### CONSEGNA
Trascrivi riga per riga tutti i dati riportati sotto, senza alterare alcun carattere.

(Dati provenienti da una fonte)
====================

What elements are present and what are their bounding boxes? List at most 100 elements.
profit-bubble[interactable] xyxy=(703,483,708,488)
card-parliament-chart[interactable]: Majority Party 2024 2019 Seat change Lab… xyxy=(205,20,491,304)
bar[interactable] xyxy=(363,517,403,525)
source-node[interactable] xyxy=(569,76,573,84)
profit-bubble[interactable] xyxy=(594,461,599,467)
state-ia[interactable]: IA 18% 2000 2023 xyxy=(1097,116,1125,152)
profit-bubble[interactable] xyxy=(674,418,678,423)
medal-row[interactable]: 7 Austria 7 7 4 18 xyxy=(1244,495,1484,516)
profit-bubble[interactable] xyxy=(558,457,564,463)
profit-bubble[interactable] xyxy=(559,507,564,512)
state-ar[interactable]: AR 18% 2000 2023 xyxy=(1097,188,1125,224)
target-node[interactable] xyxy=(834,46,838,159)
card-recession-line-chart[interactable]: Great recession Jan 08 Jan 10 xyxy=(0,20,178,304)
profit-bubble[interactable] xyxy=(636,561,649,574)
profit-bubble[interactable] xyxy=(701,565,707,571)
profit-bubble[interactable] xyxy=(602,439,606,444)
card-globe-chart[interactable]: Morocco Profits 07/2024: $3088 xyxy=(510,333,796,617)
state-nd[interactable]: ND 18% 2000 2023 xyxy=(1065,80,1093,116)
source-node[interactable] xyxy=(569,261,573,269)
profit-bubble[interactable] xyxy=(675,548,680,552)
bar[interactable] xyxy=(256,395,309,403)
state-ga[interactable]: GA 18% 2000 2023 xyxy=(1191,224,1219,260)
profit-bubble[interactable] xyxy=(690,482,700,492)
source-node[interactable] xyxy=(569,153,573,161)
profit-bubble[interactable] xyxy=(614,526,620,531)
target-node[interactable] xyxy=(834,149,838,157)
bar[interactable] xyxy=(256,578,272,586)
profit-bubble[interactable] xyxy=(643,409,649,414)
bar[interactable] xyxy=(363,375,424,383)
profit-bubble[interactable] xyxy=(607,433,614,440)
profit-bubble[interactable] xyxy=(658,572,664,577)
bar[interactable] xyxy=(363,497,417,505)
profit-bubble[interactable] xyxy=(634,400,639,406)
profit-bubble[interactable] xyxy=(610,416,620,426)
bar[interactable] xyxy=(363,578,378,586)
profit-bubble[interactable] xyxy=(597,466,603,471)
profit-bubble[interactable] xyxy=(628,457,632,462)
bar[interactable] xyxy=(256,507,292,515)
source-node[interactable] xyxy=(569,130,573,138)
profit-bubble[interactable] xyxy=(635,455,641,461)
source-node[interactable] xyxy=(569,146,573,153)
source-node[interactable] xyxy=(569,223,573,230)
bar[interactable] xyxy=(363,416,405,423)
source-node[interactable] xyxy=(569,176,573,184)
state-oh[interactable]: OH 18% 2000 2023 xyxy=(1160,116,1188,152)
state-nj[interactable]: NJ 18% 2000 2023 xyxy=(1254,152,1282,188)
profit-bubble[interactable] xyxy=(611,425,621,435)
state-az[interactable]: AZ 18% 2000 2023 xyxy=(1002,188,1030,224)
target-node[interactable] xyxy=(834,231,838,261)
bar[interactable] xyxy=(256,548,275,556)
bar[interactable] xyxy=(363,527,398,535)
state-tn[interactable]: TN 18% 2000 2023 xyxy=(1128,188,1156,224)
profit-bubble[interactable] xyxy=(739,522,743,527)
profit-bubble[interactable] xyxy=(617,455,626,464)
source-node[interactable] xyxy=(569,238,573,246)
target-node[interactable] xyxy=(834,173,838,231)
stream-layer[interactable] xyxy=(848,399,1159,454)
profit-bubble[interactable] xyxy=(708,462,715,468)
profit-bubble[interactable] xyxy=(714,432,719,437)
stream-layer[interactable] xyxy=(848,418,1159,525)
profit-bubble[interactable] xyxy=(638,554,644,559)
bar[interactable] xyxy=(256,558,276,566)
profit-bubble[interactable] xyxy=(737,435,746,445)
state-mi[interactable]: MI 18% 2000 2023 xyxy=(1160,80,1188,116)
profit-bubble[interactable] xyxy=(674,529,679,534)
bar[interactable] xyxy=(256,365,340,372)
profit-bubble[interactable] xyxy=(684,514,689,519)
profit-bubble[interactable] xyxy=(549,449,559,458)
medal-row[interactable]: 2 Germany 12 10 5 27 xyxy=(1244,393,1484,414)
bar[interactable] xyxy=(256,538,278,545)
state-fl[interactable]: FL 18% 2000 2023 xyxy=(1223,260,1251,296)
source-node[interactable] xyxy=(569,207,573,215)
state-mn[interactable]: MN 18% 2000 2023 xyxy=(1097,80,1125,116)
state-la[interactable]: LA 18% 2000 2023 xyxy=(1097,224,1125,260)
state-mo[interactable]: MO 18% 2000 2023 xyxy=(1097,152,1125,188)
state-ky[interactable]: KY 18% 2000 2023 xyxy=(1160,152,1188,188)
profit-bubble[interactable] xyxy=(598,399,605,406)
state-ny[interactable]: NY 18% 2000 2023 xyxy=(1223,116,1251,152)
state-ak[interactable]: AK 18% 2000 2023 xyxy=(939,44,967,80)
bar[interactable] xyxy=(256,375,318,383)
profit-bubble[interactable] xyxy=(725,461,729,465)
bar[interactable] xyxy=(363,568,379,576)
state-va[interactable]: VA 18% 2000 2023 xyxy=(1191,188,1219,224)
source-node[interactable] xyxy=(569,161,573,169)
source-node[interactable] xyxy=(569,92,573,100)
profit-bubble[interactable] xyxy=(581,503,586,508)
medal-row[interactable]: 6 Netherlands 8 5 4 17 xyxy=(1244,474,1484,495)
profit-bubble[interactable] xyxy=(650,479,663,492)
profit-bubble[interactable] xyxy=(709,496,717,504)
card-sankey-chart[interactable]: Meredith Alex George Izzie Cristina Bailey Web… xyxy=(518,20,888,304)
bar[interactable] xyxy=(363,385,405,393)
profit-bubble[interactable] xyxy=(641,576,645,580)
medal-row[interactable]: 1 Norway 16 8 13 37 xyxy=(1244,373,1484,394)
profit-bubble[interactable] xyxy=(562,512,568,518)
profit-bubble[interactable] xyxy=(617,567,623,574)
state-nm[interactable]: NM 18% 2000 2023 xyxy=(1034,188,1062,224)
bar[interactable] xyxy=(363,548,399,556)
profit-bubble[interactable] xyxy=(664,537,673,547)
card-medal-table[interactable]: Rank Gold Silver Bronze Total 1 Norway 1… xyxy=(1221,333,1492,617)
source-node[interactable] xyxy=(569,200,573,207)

====================

### RISPOSTA COMPLETA
What elements are present and what are their bounding boxes? List at most 100 elements.
profit-bubble[interactable] xyxy=(703,483,708,488)
card-parliament-chart[interactable]: Majority Party 2024 2019 Seat change Lab… xyxy=(205,20,491,304)
bar[interactable] xyxy=(363,517,403,525)
source-node[interactable] xyxy=(569,76,573,84)
profit-bubble[interactable] xyxy=(594,461,599,467)
state-ia[interactable]: IA 18% 2000 2023 xyxy=(1097,116,1125,152)
profit-bubble[interactable] xyxy=(674,418,678,423)
medal-row[interactable]: 7 Austria 7 7 4 18 xyxy=(1244,495,1484,516)
profit-bubble[interactable] xyxy=(558,457,564,463)
profit-bubble[interactable] xyxy=(559,507,564,512)
state-ar[interactable]: AR 18% 2000 2023 xyxy=(1097,188,1125,224)
target-node[interactable] xyxy=(834,46,838,159)
card-recession-line-chart[interactable]: Great recession Jan 08 Jan 10 xyxy=(0,20,178,304)
profit-bubble[interactable] xyxy=(636,561,649,574)
profit-bubble[interactable] xyxy=(701,565,707,571)
profit-bubble[interactable] xyxy=(602,439,606,444)
card-globe-chart[interactable]: Morocco Profits 07/2024: $3088 xyxy=(510,333,796,617)
state-nd[interactable]: ND 18% 2000 2023 xyxy=(1065,80,1093,116)
source-node[interactable] xyxy=(569,261,573,269)
profit-bubble[interactable] xyxy=(675,548,680,552)
bar[interactable] xyxy=(256,395,309,403)
state-ga[interactable]: GA 18% 2000 2023 xyxy=(1191,224,1219,260)
profit-bubble[interactable] xyxy=(690,482,700,492)
source-node[interactable] xyxy=(569,153,573,161)
profit-bubble[interactable] xyxy=(614,526,620,531)
target-node[interactable] xyxy=(834,149,838,157)
bar[interactable] xyxy=(256,578,272,586)
profit-bubble[interactable] xyxy=(643,409,649,414)
bar[interactable] xyxy=(363,375,424,383)
profit-bubble[interactable] xyxy=(607,433,614,440)
profit-bubble[interactable] xyxy=(658,572,664,577)
bar[interactable] xyxy=(363,497,417,505)
profit-bubble[interactable] xyxy=(634,400,639,406)
profit-bubble[interactable] xyxy=(610,416,620,426)
bar[interactable] xyxy=(363,578,378,586)
profit-bubble[interactable] xyxy=(597,466,603,471)
profit-bubble[interactable] xyxy=(628,457,632,462)
bar[interactable] xyxy=(256,507,292,515)
source-node[interactable] xyxy=(569,130,573,138)
profit-bubble[interactable] xyxy=(635,455,641,461)
source-node[interactable] xyxy=(569,146,573,153)
source-node[interactable] xyxy=(569,223,573,230)
bar[interactable] xyxy=(363,416,405,423)
source-node[interactable] xyxy=(569,176,573,184)
state-oh[interactable]: OH 18% 2000 2023 xyxy=(1160,116,1188,152)
state-nj[interactable]: NJ 18% 2000 2023 xyxy=(1254,152,1282,188)
profit-bubble[interactable] xyxy=(611,425,621,435)
state-az[interactable]: AZ 18% 2000 2023 xyxy=(1002,188,1030,224)
target-node[interactable] xyxy=(834,231,838,261)
bar[interactable] xyxy=(256,548,275,556)
bar[interactable] xyxy=(363,527,398,535)
state-tn[interactable]: TN 18% 2000 2023 xyxy=(1128,188,1156,224)
profit-bubble[interactable] xyxy=(739,522,743,527)
profit-bubble[interactable] xyxy=(617,455,626,464)
source-node[interactable] xyxy=(569,238,573,246)
target-node[interactable] xyxy=(834,173,838,231)
stream-layer[interactable] xyxy=(848,399,1159,454)
profit-bubble[interactable] xyxy=(708,462,715,468)
profit-bubble[interactable] xyxy=(714,432,719,437)
stream-layer[interactable] xyxy=(848,418,1159,525)
profit-bubble[interactable] xyxy=(638,554,644,559)
bar[interactable] xyxy=(256,558,276,566)
profit-bubble[interactable] xyxy=(737,435,746,445)
state-mi[interactable]: MI 18% 2000 2023 xyxy=(1160,80,1188,116)
profit-bubble[interactable] xyxy=(674,529,679,534)
bar[interactable] xyxy=(256,365,340,372)
profit-bubble[interactable] xyxy=(684,514,689,519)
profit-bubble[interactable] xyxy=(549,449,559,458)
medal-row[interactable]: 2 Germany 12 10 5 27 xyxy=(1244,393,1484,414)
bar[interactable] xyxy=(256,538,278,545)
state-fl[interactable]: FL 18% 2000 2023 xyxy=(1223,260,1251,296)
source-node[interactable] xyxy=(569,207,573,215)
state-mn[interactable]: MN 18% 2000 2023 xyxy=(1097,80,1125,116)
state-la[interactable]: LA 18% 2000 2023 xyxy=(1097,224,1125,260)
state-mo[interactable]: MO 18% 2000 2023 xyxy=(1097,152,1125,188)
state-ky[interactable]: KY 18% 2000 2023 xyxy=(1160,152,1188,188)
profit-bubble[interactable] xyxy=(598,399,605,406)
state-ny[interactable]: NY 18% 2000 2023 xyxy=(1223,116,1251,152)
state-ak[interactable]: AK 18% 2000 2023 xyxy=(939,44,967,80)
bar[interactable] xyxy=(256,375,318,383)
profit-bubble[interactable] xyxy=(725,461,729,465)
bar[interactable] xyxy=(363,568,379,576)
state-va[interactable]: VA 18% 2000 2023 xyxy=(1191,188,1219,224)
source-node[interactable] xyxy=(569,161,573,169)
source-node[interactable] xyxy=(569,92,573,100)
profit-bubble[interactable] xyxy=(581,503,586,508)
medal-row[interactable]: 6 Netherlands 8 5 4 17 xyxy=(1244,474,1484,495)
profit-bubble[interactable] xyxy=(650,479,663,492)
profit-bubble[interactable] xyxy=(709,496,717,504)
card-sankey-chart[interactable]: Meredith Alex George Izzie Cristina Bailey Web… xyxy=(518,20,888,304)
bar[interactable] xyxy=(363,385,405,393)
profit-bubble[interactable] xyxy=(641,576,645,580)
medal-row[interactable]: 1 Norway 16 8 13 37 xyxy=(1244,373,1484,394)
profit-bubble[interactable] xyxy=(562,512,568,518)
profit-bubble[interactable] xyxy=(617,567,623,574)
state-nm[interactable]: NM 18% 2000 2023 xyxy=(1034,188,1062,224)
bar[interactable] xyxy=(363,548,399,556)
profit-bubble[interactable] xyxy=(664,537,673,547)
card-medal-table[interactable]: Rank Gold Silver Bronze Total 1 Norway 1… xyxy=(1221,333,1492,617)
source-node[interactable] xyxy=(569,200,573,207)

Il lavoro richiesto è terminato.